Challenge:
Repeat the listing in full, preserving every character.

Material:

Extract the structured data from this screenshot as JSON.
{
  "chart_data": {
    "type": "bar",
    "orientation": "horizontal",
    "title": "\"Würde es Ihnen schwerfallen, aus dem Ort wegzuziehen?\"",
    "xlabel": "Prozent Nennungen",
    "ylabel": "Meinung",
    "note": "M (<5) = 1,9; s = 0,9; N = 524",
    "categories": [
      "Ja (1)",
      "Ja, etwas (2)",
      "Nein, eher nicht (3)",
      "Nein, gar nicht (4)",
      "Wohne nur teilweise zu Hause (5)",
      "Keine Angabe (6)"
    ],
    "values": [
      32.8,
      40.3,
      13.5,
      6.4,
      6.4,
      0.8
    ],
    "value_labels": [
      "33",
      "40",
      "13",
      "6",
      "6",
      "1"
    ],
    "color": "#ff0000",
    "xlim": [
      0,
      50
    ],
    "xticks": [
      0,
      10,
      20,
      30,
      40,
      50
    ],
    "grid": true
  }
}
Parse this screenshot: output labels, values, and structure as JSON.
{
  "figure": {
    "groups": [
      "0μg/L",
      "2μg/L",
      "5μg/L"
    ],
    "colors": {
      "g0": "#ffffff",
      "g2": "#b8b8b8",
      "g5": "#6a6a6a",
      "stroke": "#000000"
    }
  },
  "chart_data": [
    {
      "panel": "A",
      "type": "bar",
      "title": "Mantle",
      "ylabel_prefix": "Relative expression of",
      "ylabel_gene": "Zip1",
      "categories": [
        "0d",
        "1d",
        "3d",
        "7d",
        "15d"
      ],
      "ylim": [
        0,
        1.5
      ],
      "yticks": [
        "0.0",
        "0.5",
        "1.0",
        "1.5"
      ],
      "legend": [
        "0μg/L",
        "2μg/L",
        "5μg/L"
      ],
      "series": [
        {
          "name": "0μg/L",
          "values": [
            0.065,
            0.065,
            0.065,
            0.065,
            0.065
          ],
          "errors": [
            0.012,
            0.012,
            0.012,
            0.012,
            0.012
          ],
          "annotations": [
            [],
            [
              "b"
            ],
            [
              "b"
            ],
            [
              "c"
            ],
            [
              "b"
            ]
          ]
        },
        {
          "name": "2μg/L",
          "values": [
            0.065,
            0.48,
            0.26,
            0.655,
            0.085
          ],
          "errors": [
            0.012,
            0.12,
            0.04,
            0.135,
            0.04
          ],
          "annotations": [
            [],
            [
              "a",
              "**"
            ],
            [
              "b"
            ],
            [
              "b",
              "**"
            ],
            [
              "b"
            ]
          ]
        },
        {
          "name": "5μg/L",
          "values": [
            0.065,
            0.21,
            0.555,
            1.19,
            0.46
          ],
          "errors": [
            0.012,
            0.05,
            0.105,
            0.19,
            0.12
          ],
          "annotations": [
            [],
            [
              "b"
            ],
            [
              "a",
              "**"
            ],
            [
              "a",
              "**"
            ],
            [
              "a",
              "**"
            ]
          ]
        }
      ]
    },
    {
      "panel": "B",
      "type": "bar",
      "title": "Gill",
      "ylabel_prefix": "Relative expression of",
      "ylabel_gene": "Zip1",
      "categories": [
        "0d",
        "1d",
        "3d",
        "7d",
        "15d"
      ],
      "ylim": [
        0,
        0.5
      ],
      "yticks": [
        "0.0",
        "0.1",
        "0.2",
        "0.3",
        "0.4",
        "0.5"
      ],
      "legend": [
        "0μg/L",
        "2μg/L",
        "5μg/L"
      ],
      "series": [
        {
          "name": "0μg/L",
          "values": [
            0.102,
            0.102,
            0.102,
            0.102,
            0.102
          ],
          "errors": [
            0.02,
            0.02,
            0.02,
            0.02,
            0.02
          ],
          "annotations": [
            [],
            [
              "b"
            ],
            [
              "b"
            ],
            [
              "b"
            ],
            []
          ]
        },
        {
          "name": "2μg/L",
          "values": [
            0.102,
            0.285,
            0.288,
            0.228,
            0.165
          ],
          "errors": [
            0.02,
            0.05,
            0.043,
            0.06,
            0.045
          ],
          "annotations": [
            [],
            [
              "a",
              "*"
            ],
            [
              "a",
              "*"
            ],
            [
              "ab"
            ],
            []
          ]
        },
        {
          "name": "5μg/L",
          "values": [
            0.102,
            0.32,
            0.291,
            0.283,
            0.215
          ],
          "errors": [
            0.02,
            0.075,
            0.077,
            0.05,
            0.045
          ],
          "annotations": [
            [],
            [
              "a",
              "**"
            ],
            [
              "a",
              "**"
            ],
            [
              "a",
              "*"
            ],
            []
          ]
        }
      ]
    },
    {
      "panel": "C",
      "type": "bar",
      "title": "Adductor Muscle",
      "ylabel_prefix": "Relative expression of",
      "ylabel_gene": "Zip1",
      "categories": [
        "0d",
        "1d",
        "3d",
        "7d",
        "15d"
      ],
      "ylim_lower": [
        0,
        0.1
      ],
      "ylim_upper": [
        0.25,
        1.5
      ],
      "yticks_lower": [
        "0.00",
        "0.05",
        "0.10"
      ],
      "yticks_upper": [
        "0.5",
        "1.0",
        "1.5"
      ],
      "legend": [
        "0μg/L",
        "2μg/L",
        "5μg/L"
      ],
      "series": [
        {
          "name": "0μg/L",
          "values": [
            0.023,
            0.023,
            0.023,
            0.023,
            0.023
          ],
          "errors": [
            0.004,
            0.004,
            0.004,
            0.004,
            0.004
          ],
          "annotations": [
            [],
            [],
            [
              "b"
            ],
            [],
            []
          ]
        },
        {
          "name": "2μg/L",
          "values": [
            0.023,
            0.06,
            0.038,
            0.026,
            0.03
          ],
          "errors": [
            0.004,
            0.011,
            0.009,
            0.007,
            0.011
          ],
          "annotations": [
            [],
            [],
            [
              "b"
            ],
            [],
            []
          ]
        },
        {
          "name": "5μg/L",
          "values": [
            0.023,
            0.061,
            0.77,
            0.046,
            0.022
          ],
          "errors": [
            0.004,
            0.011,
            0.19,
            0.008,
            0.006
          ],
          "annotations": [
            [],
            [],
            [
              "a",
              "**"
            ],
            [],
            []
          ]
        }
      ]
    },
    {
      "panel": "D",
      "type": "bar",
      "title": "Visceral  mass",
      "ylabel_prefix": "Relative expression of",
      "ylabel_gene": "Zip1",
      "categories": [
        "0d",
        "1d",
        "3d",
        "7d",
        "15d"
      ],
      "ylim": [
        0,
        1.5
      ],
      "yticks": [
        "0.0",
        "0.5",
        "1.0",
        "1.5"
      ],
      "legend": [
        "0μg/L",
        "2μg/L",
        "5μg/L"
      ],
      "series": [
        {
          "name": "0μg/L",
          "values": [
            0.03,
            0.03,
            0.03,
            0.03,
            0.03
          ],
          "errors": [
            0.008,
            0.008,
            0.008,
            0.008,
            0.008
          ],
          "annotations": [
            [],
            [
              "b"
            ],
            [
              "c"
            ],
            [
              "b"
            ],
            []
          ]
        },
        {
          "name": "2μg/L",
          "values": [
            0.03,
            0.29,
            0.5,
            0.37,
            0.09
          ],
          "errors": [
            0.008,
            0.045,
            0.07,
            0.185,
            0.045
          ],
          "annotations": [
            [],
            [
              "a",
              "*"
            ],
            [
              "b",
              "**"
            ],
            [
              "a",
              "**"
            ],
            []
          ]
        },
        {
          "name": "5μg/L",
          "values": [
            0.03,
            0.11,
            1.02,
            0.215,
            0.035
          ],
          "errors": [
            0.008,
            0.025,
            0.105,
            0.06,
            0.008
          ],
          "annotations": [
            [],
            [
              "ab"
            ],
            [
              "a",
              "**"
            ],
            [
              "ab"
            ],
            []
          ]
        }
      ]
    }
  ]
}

Finished exercise:
Extract the structured data from this screenshot as JSON.
{
  "chart_data": {
    "type": "bar",
    "orientation": "horizontal",
    "title": "\"Würde es Ihnen schwerfallen, aus dem Ort wegzuziehen?\"",
    "xlabel": "Prozent Nennungen",
    "ylabel": "Meinung",
    "note": "M (<5) = 1,9; s = 0,9; N = 524",
    "categories": [
      "Ja (1)",
      "Ja, etwas (2)",
      "Nein, eher nicht (3)",
      "Nein, gar nicht (4)",
      "Wohne nur teilweise zu Hause (5)",
      "Keine Angabe (6)"
    ],
    "values": [
      32.8,
      40.3,
      13.5,
      6.4,
      6.4,
      0.8
    ],
    "value_labels": [
      "33",
      "40",
      "13",
      "6",
      "6",
      "1"
    ],
    "color": "#ff0000",
    "xlim": [
      0,
      50
    ],
    "xticks": [
      0,
      10,
      20,
      30,
      40,
      50
    ],
    "grid": true
  }
}
Parse this screenshot: output labels, values, and structure as JSON.
{
  "figure": {
    "groups": [
      "0μg/L",
      "2μg/L",
      "5μg/L"
    ],
    "colors": {
      "g0": "#ffffff",
      "g2": "#b8b8b8",
      "g5": "#6a6a6a",
      "stroke": "#000000"
    }
  },
  "chart_data": [
    {
      "panel": "A",
      "type": "bar",
      "title": "Mantle",
      "ylabel_prefix": "Relative expression of",
      "ylabel_gene": "Zip1",
      "categories": [
        "0d",
        "1d",
        "3d",
        "7d",
        "15d"
      ],
      "ylim": [
        0,
        1.5
      ],
      "yticks": [
        "0.0",
        "0.5",
        "1.0",
        "1.5"
      ],
      "legend": [
        "0μg/L",
        "2μg/L",
        "5μg/L"
      ],
      "series": [
        {
          "name": "0μg/L",
          "values": [
            0.065,
            0.065,
            0.065,
            0.065,
            0.065
          ],
          "errors": [
            0.012,
            0.012,
            0.012,
            0.012,
            0.012
          ],
          "annotations": [
            [],
            [
              "b"
            ],
            [
              "b"
            ],
            [
              "c"
            ],
            [
              "b"
            ]
          ]
        },
        {
          "name": "2μg/L",
          "values": [
            0.065,
            0.48,
            0.26,
            0.655,
            0.085
          ],
          "errors": [
            0.012,
            0.12,
            0.04,
            0.135,
            0.04
          ],
          "annotations": [
            [],
            [
              "a",
              "**"
            ],
            [
              "b"
            ],
            [
              "b",
              "**"
            ],
            [
              "b"
            ]
          ]
        },
        {
          "name": "5μg/L",
          "values": [
            0.065,
            0.21,
            0.555,
            1.19,
            0.46
          ],
          "errors": [
            0.012,
            0.05,
            0.105,
            0.19,
            0.12
          ],
          "annotations": [
            [],
            [
              "b"
            ],
            [
              "a",
              "**"
            ],
            [
              "a",
              "**"
            ],
            [
              "a",
              "**"
            ]
          ]
        }
      ]
    },
    {
      "panel": "B",
      "type": "bar",
      "title": "Gill",
      "ylabel_prefix": "Relative expression of",
      "ylabel_gene": "Zip1",
      "categories": [
        "0d",
        "1d",
        "3d",
        "7d",
        "15d"
      ],
      "ylim": [
        0,
        0.5
      ],
      "yticks": [
        "0.0",
        "0.1",
        "0.2",
        "0.3",
        "0.4",
        "0.5"
      ],
      "legend": [
        "0μg/L",
        "2μg/L",
        "5μg/L"
      ],
      "series": [
        {
          "name": "0μg/L",
          "values": [
            0.102,
            0.102,
            0.102,
            0.102,
            0.102
          ],
          "errors": [
            0.02,
            0.02,
            0.02,
            0.02,
            0.02
          ],
          "annotations": [
            [],
            [
              "b"
            ],
            [
              "b"
            ],
            [
              "b"
            ],
            []
          ]
        },
        {
          "name": "2μg/L",
          "values": [
            0.102,
            0.285,
            0.288,
            0.228,
            0.165
          ],
          "errors": [
            0.02,
            0.05,
            0.043,
            0.06,
            0.045
          ],
          "annotations": [
            [],
            [
              "a",
              "*"
            ],
            [
              "a",
              "*"
            ],
            [
              "ab"
            ],
            []
          ]
        },
        {
          "name": "5μg/L",
          "values": [
            0.102,
            0.32,
            0.291,
            0.283,
            0.215
          ],
          "errors": [
            0.02,
            0.075,
            0.077,
            0.05,
            0.045
          ],
          "annotations": [
            [],
            [
              "a",
              "**"
            ],
            [
              "a",
              "**"
            ],
            [
              "a",
              "*"
            ],
            []
          ]
        }
      ]
    },
    {
      "panel": "C",
      "type": "bar",
      "title": "Adductor Muscle",
      "ylabel_prefix": "Relative expression of",
      "ylabel_gene": "Zip1",
      "categories": [
        "0d",
        "1d",
        "3d",
        "7d",
        "15d"
      ],
      "ylim_lower": [
        0,
        0.1
      ],
      "ylim_upper": [
        0.25,
        1.5
      ],
      "yticks_lower": [
        "0.00",
        "0.05",
        "0.10"
      ],
      "yticks_upper": [
        "0.5",
        "1.0",
        "1.5"
      ],
      "legend": [
        "0μg/L",
        "2μg/L",
        "5μg/L"
      ],
      "series": [
        {
          "name": "0μg/L",
          "values": [
            0.023,
            0.023,
            0.023,
            0.023,
            0.023
          ],
          "errors": [
            0.004,
            0.004,
            0.004,
            0.004,
            0.004
          ],
          "annotations": [
            [],
            [],
            [
              "b"
            ],
            [],
            []
          ]
        },
        {
          "name": "2μg/L",
          "values": [
            0.023,
            0.06,
            0.038,
            0.026,
            0.03
          ],
          "errors": [
            0.004,
            0.011,
            0.009,
            0.007,
            0.011
          ],
          "annotations": [
            [],
            [],
            [
              "b"
            ],
            [],
            []
          ]
        },
        {
          "name": "5μg/L",
          "values": [
            0.023,
            0.061,
            0.77,
            0.046,
            0.022
          ],
          "errors": [
            0.004,
            0.011,
            0.19,
            0.008,
            0.006
          ],
          "annotations": [
            [],
            [],
            [
              "a",
              "**"
            ],
            [],
            []
          ]
        }
      ]
    },
    {
      "panel": "D",
      "type": "bar",
      "title": "Visceral  mass",
      "ylabel_prefix": "Relative expression of",
      "ylabel_gene": "Zip1",
      "categories": [
        "0d",
        "1d",
        "3d",
        "7d",
        "15d"
      ],
      "ylim": [
        0,
        1.5
      ],
      "yticks": [
        "0.0",
        "0.5",
        "1.0",
        "1.5"
      ],
      "legend": [
        "0μg/L",
        "2μg/L",
        "5μg/L"
      ],
      "series": [
        {
          "name": "0μg/L",
          "values": [
            0.03,
            0.03,
            0.03,
            0.03,
            0.03
          ],
          "errors": [
            0.008,
            0.008,
            0.008,
            0.008,
            0.008
          ],
          "annotations": [
            [],
            [
              "b"
            ],
            [
              "c"
            ],
            [
              "b"
            ],
            []
          ]
        },
        {
          "name": "2μg/L",
          "values": [
            0.03,
            0.29,
            0.5,
            0.37,
            0.09
          ],
          "errors": [
            0.008,
            0.045,
            0.07,
            0.185,
            0.045
          ],
          "annotations": [
            [],
            [
              "a",
              "*"
            ],
            [
              "b",
              "**"
            ],
            [
              "a",
              "**"
            ],
            []
          ]
        },
        {
          "name": "5μg/L",
          "values": [
            0.03,
            0.11,
            1.02,
            0.215,
            0.035
          ],
          "errors": [
            0.008,
            0.025,
            0.105,
            0.06,
            0.008
          ],
          "annotations": [
            [],
            [
              "ab"
            ],
            [
              "a",
              "**"
            ],
            [
              "ab"
            ],
            []
          ]
        }
      ]
    }
  ]
}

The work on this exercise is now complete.